▸ Work to be completed
From the entries that follow, pick out all lines holding "based".

▸ Source records
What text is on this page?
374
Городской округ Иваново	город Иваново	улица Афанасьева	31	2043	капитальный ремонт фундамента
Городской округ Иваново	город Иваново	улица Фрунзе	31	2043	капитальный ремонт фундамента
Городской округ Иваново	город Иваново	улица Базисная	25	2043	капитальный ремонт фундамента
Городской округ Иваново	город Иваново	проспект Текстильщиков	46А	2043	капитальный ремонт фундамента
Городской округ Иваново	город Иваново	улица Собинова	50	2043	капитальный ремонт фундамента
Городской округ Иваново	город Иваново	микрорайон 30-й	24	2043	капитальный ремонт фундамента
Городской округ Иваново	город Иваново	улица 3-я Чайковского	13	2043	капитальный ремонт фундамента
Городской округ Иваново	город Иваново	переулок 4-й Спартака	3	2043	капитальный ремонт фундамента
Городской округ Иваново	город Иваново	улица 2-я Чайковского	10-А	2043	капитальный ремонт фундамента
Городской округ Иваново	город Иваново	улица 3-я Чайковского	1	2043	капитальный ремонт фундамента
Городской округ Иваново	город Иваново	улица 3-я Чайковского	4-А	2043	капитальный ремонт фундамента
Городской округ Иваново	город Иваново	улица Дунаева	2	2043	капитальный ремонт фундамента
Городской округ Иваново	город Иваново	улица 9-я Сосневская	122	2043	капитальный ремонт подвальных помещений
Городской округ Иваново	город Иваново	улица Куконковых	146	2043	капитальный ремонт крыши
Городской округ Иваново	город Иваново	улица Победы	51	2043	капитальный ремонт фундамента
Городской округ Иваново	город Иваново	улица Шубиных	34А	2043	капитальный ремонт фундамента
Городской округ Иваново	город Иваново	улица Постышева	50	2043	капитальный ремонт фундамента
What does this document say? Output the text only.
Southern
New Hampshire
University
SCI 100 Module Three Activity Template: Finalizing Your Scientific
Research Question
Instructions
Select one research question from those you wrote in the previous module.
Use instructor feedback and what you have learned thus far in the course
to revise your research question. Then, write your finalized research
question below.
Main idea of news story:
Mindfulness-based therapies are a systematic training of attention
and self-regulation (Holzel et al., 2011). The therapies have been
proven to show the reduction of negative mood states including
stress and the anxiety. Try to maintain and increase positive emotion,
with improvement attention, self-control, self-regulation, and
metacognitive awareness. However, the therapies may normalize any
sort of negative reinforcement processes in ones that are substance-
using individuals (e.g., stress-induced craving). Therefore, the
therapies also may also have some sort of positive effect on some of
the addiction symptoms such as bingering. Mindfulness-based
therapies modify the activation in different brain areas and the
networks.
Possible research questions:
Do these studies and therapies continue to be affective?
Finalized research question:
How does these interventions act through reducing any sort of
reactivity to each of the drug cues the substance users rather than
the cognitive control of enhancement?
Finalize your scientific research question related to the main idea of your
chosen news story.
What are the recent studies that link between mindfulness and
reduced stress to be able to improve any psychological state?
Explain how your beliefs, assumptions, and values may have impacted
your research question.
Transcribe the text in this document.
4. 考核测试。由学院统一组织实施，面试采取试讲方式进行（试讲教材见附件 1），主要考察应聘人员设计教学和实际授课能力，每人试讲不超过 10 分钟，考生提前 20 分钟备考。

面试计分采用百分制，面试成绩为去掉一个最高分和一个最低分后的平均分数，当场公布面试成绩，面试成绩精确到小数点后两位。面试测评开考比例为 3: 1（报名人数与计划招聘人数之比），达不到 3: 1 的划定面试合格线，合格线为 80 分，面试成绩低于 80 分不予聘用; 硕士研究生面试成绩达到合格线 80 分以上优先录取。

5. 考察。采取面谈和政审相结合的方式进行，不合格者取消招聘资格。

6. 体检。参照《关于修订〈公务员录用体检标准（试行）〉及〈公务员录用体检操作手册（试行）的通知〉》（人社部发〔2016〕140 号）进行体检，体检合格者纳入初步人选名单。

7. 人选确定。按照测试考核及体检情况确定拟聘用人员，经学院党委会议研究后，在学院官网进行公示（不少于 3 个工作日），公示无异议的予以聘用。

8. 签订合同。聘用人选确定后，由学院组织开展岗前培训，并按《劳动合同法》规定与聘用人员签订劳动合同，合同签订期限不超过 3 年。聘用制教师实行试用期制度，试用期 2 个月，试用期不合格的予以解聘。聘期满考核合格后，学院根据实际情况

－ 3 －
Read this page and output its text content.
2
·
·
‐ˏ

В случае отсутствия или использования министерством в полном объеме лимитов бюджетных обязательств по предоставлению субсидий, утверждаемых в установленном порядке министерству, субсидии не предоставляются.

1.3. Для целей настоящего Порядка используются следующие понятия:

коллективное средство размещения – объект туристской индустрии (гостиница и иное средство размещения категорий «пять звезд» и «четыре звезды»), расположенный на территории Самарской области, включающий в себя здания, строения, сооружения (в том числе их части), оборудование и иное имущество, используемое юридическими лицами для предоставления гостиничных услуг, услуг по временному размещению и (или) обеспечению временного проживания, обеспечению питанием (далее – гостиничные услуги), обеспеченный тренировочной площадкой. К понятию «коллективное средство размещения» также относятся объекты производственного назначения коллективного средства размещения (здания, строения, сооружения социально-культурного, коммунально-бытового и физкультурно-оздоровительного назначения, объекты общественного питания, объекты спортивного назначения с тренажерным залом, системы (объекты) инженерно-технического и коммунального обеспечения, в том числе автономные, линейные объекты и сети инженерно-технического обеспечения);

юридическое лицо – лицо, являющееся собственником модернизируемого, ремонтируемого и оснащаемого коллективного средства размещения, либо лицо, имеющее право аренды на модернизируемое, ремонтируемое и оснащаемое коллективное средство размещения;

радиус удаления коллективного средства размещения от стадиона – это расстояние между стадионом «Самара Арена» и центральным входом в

▸ Solution to this problem
Mindfulness-based therapies are a systematic training of attention
the addiction symptoms such as bingering. Mindfulness-based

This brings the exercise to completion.